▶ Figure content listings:

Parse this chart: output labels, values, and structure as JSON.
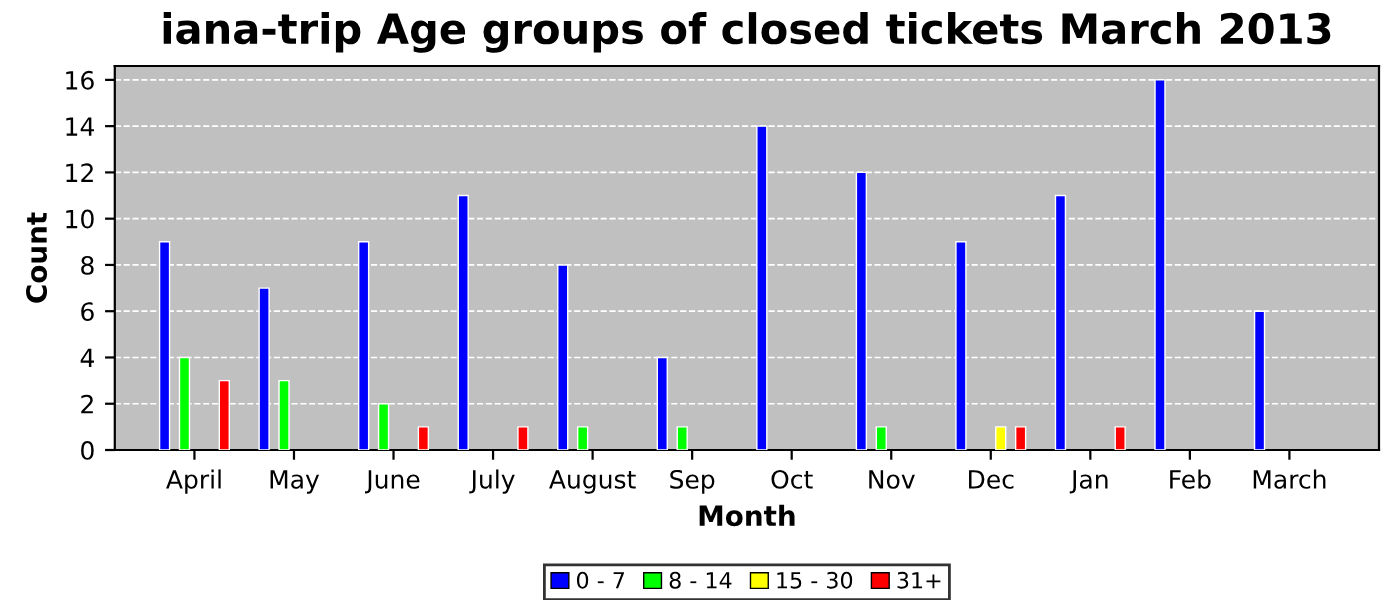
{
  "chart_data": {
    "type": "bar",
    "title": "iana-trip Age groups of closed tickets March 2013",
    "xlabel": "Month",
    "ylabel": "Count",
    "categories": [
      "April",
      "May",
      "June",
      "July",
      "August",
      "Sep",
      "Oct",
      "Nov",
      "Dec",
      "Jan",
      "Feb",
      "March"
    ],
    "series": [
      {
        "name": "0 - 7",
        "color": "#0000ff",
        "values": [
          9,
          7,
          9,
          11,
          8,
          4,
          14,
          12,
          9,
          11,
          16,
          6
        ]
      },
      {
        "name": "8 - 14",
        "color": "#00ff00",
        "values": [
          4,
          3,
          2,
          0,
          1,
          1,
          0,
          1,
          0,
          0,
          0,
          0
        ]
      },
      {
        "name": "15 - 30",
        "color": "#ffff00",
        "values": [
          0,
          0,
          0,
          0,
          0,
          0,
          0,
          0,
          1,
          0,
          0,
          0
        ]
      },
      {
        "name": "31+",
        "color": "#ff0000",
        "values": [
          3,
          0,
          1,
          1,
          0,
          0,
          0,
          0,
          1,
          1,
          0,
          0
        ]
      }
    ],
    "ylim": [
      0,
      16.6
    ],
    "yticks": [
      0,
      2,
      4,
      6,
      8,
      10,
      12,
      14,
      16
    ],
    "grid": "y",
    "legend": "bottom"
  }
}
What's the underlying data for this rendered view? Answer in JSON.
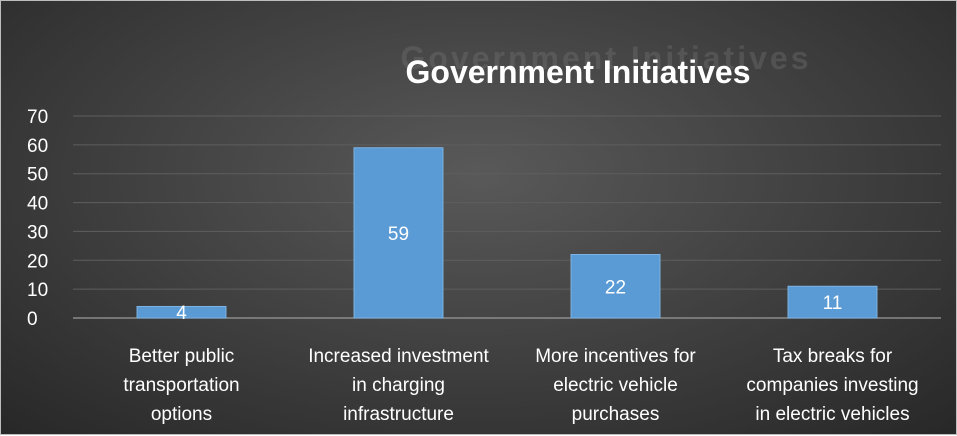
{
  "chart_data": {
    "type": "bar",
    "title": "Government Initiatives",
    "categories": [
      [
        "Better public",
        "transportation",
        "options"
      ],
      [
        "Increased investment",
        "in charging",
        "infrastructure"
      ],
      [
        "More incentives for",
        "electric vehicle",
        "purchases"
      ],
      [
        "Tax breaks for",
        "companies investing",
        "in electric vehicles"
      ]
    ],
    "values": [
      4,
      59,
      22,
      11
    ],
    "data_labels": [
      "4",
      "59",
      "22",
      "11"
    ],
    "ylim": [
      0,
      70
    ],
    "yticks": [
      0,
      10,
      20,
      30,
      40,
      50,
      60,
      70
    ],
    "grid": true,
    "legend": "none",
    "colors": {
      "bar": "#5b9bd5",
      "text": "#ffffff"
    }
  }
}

▶ WHAT THE TASK REQUIRES:
Leaving the pictures aside, transcribe the entire listing exactly.

▶ SOLUTION TO THIS EXERCISE:
Parse this chart: output labels, values, and structure as JSON.
{
  "chart_data": {
    "type": "bar",
    "title": "iana-trip Age groups of closed tickets March 2013",
    "xlabel": "Month",
    "ylabel": "Count",
    "categories": [
      "April",
      "May",
      "June",
      "July",
      "August",
      "Sep",
      "Oct",
      "Nov",
      "Dec",
      "Jan",
      "Feb",
      "March"
    ],
    "series": [
      {
        "name": "0 - 7",
        "color": "#0000ff",
        "values": [
          9,
          7,
          9,
          11,
          8,
          4,
          14,
          12,
          9,
          11,
          16,
          6
        ]
      },
      {
        "name": "8 - 14",
        "color": "#00ff00",
        "values": [
          4,
          3,
          2,
          0,
          1,
          1,
          0,
          1,
          0,
          0,
          0,
          0
        ]
      },
      {
        "name": "15 - 30",
        "color": "#ffff00",
        "values": [
          0,
          0,
          0,
          0,
          0,
          0,
          0,
          0,
          1,
          0,
          0,
          0
        ]
      },
      {
        "name": "31+",
        "color": "#ff0000",
        "values": [
          3,
          0,
          1,
          1,
          0,
          0,
          0,
          0,
          1,
          1,
          0,
          0
        ]
      }
    ],
    "ylim": [
      0,
      16.6
    ],
    "yticks": [
      0,
      2,
      4,
      6,
      8,
      10,
      12,
      14,
      16
    ],
    "grid": "y",
    "legend": "bottom"
  }
}
What's the underlying data for this rendered view? Answer in JSON.
{
  "chart_data": {
    "type": "bar",
    "title": "Government Initiatives",
    "categories": [
      [
        "Better public",
        "transportation",
        "options"
      ],
      [
        "Increased investment",
        "in charging",
        "infrastructure"
      ],
      [
        "More incentives for",
        "electric vehicle",
        "purchases"
      ],
      [
        "Tax breaks for",
        "companies investing",
        "in electric vehicles"
      ]
    ],
    "values": [
      4,
      59,
      22,
      11
    ],
    "data_labels": [
      "4",
      "59",
      "22",
      "11"
    ],
    "ylim": [
      0,
      70
    ],
    "yticks": [
      0,
      10,
      20,
      30,
      40,
      50,
      60,
      70
    ],
    "grid": true,
    "legend": "none",
    "colors": {
      "bar": "#5b9bd5",
      "text": "#ffffff"
    }
  }
}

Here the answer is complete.